Supplied entries =>

- - - - -

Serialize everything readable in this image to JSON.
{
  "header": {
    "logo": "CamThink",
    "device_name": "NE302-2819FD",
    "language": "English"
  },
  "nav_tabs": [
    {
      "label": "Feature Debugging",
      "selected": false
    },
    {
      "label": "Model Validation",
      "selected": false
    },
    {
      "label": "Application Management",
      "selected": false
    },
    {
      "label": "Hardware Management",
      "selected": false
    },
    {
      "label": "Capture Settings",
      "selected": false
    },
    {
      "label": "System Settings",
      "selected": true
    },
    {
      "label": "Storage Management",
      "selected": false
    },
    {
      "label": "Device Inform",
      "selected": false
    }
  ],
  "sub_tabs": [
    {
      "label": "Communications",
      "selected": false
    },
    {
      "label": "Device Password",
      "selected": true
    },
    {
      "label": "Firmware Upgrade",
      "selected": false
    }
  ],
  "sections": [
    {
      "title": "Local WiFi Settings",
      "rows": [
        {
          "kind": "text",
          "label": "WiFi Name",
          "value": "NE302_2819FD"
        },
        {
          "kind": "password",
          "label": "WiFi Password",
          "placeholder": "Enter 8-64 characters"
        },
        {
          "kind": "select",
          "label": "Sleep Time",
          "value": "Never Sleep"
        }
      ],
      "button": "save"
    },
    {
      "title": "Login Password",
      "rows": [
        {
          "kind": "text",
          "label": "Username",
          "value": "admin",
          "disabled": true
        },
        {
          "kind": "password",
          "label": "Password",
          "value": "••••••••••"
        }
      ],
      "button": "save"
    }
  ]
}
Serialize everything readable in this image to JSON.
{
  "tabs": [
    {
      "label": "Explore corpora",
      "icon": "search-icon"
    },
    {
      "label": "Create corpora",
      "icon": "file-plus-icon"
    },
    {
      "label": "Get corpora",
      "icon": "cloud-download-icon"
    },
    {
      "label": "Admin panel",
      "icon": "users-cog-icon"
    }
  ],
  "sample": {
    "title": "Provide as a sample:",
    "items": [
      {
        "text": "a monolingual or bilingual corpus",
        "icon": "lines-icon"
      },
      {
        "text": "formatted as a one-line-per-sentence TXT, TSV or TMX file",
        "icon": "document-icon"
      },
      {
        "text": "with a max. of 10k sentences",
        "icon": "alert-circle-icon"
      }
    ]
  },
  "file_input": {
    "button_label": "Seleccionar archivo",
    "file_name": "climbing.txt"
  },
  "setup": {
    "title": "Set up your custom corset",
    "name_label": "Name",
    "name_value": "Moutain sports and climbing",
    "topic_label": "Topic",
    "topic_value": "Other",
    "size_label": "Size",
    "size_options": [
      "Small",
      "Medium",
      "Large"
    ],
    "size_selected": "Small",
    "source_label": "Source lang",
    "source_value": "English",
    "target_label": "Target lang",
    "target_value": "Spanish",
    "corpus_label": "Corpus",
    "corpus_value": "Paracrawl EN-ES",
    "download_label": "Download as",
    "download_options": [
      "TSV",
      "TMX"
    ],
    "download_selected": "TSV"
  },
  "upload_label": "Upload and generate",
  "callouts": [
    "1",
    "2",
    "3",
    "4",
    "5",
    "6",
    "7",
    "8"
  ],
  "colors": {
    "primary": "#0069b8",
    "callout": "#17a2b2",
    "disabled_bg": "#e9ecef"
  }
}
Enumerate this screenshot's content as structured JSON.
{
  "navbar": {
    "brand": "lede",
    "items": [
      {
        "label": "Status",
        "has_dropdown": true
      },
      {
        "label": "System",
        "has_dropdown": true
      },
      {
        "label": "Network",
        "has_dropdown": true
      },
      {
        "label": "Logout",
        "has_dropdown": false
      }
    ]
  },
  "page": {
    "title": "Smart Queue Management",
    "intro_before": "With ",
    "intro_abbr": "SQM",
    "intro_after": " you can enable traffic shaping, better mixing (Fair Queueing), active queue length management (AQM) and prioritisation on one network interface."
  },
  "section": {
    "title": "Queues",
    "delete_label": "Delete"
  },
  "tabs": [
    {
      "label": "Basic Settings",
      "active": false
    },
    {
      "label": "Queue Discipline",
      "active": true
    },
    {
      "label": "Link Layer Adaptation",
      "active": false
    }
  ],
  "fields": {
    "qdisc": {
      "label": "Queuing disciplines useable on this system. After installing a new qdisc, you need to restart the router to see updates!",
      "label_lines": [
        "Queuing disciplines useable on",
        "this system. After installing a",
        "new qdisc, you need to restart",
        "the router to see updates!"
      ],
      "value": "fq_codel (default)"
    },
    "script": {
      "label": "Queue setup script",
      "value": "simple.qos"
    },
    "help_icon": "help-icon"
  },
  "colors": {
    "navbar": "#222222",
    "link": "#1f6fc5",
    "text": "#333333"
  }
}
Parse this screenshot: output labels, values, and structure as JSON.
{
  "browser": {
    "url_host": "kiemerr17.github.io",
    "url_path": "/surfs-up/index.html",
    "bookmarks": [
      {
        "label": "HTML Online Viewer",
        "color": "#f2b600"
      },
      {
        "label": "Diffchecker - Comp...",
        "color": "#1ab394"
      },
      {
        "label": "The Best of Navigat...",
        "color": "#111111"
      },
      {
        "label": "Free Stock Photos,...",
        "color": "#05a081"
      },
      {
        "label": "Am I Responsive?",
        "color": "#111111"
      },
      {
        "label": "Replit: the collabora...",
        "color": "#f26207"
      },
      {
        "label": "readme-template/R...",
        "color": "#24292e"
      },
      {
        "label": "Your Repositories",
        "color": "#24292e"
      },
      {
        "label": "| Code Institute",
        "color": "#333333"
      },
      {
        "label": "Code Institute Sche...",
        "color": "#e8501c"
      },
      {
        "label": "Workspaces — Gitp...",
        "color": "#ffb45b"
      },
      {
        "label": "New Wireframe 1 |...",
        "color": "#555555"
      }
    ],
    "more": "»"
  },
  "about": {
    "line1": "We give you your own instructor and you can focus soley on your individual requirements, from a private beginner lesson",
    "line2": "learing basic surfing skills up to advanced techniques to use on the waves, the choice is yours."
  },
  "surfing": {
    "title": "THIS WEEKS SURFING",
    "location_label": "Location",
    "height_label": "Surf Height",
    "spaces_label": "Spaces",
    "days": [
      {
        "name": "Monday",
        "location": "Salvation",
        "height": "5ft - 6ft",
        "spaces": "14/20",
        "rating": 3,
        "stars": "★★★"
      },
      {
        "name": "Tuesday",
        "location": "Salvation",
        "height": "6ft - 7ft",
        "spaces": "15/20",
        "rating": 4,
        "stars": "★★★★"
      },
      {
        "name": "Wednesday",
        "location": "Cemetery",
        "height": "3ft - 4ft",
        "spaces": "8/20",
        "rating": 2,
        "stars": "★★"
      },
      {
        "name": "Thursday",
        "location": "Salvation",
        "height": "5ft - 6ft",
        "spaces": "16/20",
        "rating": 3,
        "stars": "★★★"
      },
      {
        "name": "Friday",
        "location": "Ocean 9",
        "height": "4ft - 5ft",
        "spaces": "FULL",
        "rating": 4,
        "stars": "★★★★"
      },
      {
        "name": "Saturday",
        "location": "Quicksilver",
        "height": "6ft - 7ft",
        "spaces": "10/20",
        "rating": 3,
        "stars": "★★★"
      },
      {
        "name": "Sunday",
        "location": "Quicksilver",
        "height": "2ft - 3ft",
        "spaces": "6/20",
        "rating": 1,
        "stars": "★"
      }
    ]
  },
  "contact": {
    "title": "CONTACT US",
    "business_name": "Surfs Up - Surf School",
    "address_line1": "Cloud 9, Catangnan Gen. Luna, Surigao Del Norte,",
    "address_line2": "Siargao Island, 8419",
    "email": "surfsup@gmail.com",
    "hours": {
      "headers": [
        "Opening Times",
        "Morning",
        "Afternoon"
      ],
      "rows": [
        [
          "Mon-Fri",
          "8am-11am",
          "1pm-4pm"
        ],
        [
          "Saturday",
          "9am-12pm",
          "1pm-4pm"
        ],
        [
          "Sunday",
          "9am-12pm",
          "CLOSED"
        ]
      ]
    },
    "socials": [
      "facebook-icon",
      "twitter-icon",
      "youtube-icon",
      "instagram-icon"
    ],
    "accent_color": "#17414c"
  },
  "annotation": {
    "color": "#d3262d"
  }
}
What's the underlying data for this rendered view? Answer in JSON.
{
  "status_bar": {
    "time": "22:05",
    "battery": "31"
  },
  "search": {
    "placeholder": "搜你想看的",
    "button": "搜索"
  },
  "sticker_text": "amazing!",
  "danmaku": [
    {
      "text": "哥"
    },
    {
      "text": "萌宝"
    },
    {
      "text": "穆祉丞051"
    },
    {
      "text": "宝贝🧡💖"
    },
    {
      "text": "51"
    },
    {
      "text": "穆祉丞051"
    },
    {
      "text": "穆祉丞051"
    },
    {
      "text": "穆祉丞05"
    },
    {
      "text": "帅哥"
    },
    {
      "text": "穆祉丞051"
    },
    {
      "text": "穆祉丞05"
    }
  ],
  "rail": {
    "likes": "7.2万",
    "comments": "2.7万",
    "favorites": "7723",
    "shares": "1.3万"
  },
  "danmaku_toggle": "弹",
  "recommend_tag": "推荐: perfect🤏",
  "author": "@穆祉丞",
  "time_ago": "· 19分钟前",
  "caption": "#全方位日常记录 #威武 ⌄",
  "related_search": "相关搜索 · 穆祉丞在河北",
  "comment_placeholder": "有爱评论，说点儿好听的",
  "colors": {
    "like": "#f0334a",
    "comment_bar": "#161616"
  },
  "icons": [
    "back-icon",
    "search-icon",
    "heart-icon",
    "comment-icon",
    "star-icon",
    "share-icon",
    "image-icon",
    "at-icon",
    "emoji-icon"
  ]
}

- - - - -

Stated problem => Find the word "English" and list each line it appears in.

Answer to the task =>
    "language": "English"
    "source_value": "English",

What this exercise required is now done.